_Exercise aim_. The entire listing is to be repeated verbatim.

○ ○ ○ ○

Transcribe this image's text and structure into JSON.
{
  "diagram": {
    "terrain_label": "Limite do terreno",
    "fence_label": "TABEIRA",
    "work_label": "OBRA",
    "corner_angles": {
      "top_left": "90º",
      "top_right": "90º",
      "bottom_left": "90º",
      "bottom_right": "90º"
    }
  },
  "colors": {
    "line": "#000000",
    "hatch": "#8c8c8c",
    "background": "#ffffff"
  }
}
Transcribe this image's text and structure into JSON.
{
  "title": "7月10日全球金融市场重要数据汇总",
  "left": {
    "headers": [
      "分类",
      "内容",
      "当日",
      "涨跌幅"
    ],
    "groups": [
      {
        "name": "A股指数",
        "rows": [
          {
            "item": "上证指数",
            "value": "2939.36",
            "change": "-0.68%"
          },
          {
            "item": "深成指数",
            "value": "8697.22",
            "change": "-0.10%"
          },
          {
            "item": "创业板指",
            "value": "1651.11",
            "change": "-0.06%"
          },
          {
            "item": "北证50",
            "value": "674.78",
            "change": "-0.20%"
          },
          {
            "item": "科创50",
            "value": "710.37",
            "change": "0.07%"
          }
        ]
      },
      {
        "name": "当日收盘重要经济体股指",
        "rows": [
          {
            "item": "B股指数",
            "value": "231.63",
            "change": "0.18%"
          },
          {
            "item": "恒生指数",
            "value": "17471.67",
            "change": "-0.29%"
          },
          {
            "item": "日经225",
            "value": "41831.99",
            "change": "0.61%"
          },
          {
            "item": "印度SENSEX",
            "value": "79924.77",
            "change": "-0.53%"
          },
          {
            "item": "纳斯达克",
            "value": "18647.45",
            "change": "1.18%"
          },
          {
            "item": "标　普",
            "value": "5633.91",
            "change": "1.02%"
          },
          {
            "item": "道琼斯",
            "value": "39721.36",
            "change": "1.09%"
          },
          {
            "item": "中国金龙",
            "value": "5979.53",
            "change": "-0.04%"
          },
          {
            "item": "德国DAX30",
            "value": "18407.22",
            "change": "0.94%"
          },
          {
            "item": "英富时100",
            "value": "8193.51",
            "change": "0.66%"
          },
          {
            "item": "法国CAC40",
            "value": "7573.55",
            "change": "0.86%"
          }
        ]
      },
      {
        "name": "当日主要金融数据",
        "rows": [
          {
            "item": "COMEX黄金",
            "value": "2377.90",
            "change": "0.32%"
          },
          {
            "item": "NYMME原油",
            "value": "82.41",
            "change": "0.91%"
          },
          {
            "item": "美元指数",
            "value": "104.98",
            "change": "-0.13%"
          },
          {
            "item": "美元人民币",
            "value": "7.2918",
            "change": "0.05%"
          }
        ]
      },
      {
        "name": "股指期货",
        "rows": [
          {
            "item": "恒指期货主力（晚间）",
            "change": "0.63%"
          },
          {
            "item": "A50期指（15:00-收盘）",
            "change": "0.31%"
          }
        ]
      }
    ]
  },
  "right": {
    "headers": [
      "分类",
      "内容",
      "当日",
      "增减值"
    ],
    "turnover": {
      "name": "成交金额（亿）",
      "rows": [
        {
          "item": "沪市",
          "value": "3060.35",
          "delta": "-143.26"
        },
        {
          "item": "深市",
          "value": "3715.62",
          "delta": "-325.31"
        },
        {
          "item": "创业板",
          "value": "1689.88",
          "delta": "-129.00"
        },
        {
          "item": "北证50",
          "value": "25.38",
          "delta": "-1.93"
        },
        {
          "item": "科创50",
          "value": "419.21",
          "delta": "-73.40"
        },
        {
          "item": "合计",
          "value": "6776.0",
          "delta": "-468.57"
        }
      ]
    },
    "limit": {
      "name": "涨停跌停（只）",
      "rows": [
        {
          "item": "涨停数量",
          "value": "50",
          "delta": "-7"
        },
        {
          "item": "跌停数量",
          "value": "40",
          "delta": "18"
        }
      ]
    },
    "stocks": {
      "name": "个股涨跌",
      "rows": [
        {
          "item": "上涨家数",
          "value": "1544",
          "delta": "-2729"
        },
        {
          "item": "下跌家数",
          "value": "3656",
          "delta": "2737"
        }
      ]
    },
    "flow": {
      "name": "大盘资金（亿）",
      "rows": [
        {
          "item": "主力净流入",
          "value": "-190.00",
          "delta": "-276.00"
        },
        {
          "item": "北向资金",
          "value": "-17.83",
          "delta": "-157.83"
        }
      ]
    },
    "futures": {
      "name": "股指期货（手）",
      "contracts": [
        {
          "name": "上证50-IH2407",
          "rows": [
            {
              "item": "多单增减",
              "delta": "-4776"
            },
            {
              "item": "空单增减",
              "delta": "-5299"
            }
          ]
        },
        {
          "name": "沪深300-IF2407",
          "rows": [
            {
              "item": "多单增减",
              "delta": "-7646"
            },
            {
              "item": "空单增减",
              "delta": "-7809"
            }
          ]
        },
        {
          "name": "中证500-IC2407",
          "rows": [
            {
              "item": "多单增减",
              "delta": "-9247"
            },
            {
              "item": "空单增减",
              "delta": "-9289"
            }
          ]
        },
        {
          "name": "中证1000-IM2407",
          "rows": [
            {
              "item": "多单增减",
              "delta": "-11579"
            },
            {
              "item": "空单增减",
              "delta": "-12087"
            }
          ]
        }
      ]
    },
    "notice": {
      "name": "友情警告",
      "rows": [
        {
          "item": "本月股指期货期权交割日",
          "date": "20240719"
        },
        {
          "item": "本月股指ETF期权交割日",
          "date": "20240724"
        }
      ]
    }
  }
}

○ ○ ○ ○

_Written answer_.
Transcribe this image's text and structure into JSON.
{
  "diagram": {
    "terrain_label": "Limite do terreno",
    "fence_label": "TABEIRA",
    "work_label": "OBRA",
    "corner_angles": {
      "top_left": "90º",
      "top_right": "90º",
      "bottom_left": "90º",
      "bottom_right": "90º"
    }
  },
  "colors": {
    "line": "#000000",
    "hatch": "#8c8c8c",
    "background": "#ffffff"
  }
}
Transcribe this image's text and structure into JSON.
{
  "title": "7月10日全球金融市场重要数据汇总",
  "left": {
    "headers": [
      "分类",
      "内容",
      "当日",
      "涨跌幅"
    ],
    "groups": [
      {
        "name": "A股指数",
        "rows": [
          {
            "item": "上证指数",
            "value": "2939.36",
            "change": "-0.68%"
          },
          {
            "item": "深成指数",
            "value": "8697.22",
            "change": "-0.10%"
          },
          {
            "item": "创业板指",
            "value": "1651.11",
            "change": "-0.06%"
          },
          {
            "item": "北证50",
            "value": "674.78",
            "change": "-0.20%"
          },
          {
            "item": "科创50",
            "value": "710.37",
            "change": "0.07%"
          }
        ]
      },
      {
        "name": "当日收盘重要经济体股指",
        "rows": [
          {
            "item": "B股指数",
            "value": "231.63",
            "change": "0.18%"
          },
          {
            "item": "恒生指数",
            "value": "17471.67",
            "change": "-0.29%"
          },
          {
            "item": "日经225",
            "value": "41831.99",
            "change": "0.61%"
          },
          {
            "item": "印度SENSEX",
            "value": "79924.77",
            "change": "-0.53%"
          },
          {
            "item": "纳斯达克",
            "value": "18647.45",
            "change": "1.18%"
          },
          {
            "item": "标　普",
            "value": "5633.91",
            "change": "1.02%"
          },
          {
            "item": "道琼斯",
            "value": "39721.36",
            "change": "1.09%"
          },
          {
            "item": "中国金龙",
            "value": "5979.53",
            "change": "-0.04%"
          },
          {
            "item": "德国DAX30",
            "value": "18407.22",
            "change": "0.94%"
          },
          {
            "item": "英富时100",
            "value": "8193.51",
            "change": "0.66%"
          },
          {
            "item": "法国CAC40",
            "value": "7573.55",
            "change": "0.86%"
          }
        ]
      },
      {
        "name": "当日主要金融数据",
        "rows": [
          {
            "item": "COMEX黄金",
            "value": "2377.90",
            "change": "0.32%"
          },
          {
            "item": "NYMME原油",
            "value": "82.41",
            "change": "0.91%"
          },
          {
            "item": "美元指数",
            "value": "104.98",
            "change": "-0.13%"
          },
          {
            "item": "美元人民币",
            "value": "7.2918",
            "change": "0.05%"
          }
        ]
      },
      {
        "name": "股指期货",
        "rows": [
          {
            "item": "恒指期货主力（晚间）",
            "change": "0.63%"
          },
          {
            "item": "A50期指（15:00-收盘）",
            "change": "0.31%"
          }
        ]
      }
    ]
  },
  "right": {
    "headers": [
      "分类",
      "内容",
      "当日",
      "增减值"
    ],
    "turnover": {
      "name": "成交金额（亿）",
      "rows": [
        {
          "item": "沪市",
          "value": "3060.35",
          "delta": "-143.26"
        },
        {
          "item": "深市",
          "value": "3715.62",
          "delta": "-325.31"
        },
        {
          "item": "创业板",
          "value": "1689.88",
          "delta": "-129.00"
        },
        {
          "item": "北证50",
          "value": "25.38",
          "delta": "-1.93"
        },
        {
          "item": "科创50",
          "value": "419.21",
          "delta": "-73.40"
        },
        {
          "item": "合计",
          "value": "6776.0",
          "delta": "-468.57"
        }
      ]
    },
    "limit": {
      "name": "涨停跌停（只）",
      "rows": [
        {
          "item": "涨停数量",
          "value": "50",
          "delta": "-7"
        },
        {
          "item": "跌停数量",
          "value": "40",
          "delta": "18"
        }
      ]
    },
    "stocks": {
      "name": "个股涨跌",
      "rows": [
        {
          "item": "上涨家数",
          "value": "1544",
          "delta": "-2729"
        },
        {
          "item": "下跌家数",
          "value": "3656",
          "delta": "2737"
        }
      ]
    },
    "flow": {
      "name": "大盘资金（亿）",
      "rows": [
        {
          "item": "主力净流入",
          "value": "-190.00",
          "delta": "-276.00"
        },
        {
          "item": "北向资金",
          "value": "-17.83",
          "delta": "-157.83"
        }
      ]
    },
    "futures": {
      "name": "股指期货（手）",
      "contracts": [
        {
          "name": "上证50-IH2407",
          "rows": [
            {
              "item": "多单增减",
              "delta": "-4776"
            },
            {
              "item": "空单增减",
              "delta": "-5299"
            }
          ]
        },
        {
          "name": "沪深300-IF2407",
          "rows": [
            {
              "item": "多单增减",
              "delta": "-7646"
            },
            {
              "item": "空单增减",
              "delta": "-7809"
            }
          ]
        },
        {
          "name": "中证500-IC2407",
          "rows": [
            {
              "item": "多单增减",
              "delta": "-9247"
            },
            {
              "item": "空单增减",
              "delta": "-9289"
            }
          ]
        },
        {
          "name": "中证1000-IM2407",
          "rows": [
            {
              "item": "多单增减",
              "delta": "-11579"
            },
            {
              "item": "空单增减",
              "delta": "-12087"
            }
          ]
        }
      ]
    },
    "notice": {
      "name": "友情警告",
      "rows": [
        {
          "item": "本月股指期货期权交割日",
          "date": "20240719"
        },
        {
          "item": "本月股指ETF期权交割日",
          "date": "20240724"
        }
      ]
    }
  }
}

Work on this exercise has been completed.